▶ Problem details
Send back all the data below, exactly as given.

-- start --

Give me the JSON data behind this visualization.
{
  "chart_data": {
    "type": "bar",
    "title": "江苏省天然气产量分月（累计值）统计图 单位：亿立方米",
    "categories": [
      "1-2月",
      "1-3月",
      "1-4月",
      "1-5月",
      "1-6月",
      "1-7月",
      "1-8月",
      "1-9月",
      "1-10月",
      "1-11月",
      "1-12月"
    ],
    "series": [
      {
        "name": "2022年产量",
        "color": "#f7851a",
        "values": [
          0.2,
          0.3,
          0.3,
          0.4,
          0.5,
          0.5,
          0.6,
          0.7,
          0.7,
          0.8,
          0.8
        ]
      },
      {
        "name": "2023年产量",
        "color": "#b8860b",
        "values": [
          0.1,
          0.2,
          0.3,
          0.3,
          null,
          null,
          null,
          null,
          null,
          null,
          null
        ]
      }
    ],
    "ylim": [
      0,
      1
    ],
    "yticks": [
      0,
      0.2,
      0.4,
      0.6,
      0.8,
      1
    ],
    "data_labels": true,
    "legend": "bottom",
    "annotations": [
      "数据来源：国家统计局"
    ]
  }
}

-- end --

▶ Solution for this exercise
Give me the JSON data behind this visualization.
{
  "chart_data": {
    "type": "bar",
    "title": "江苏省天然气产量分月（累计值）统计图 单位：亿立方米",
    "categories": [
      "1-2月",
      "1-3月",
      "1-4月",
      "1-5月",
      "1-6月",
      "1-7月",
      "1-8月",
      "1-9月",
      "1-10月",
      "1-11月",
      "1-12月"
    ],
    "series": [
      {
        "name": "2022年产量",
        "color": "#f7851a",
        "values": [
          0.2,
          0.3,
          0.3,
          0.4,
          0.5,
          0.5,
          0.6,
          0.7,
          0.7,
          0.8,
          0.8
        ]
      },
      {
        "name": "2023年产量",
        "color": "#b8860b",
        "values": [
          0.1,
          0.2,
          0.3,
          0.3,
          null,
          null,
          null,
          null,
          null,
          null,
          null
        ]
      }
    ],
    "ylim": [
      0,
      1
    ],
    "yticks": [
      0,
      0.2,
      0.4,
      0.6,
      0.8,
      1
    ],
    "data_labels": true,
    "legend": "bottom",
    "annotations": [
      "数据来源：国家统计局"
    ]
  }
}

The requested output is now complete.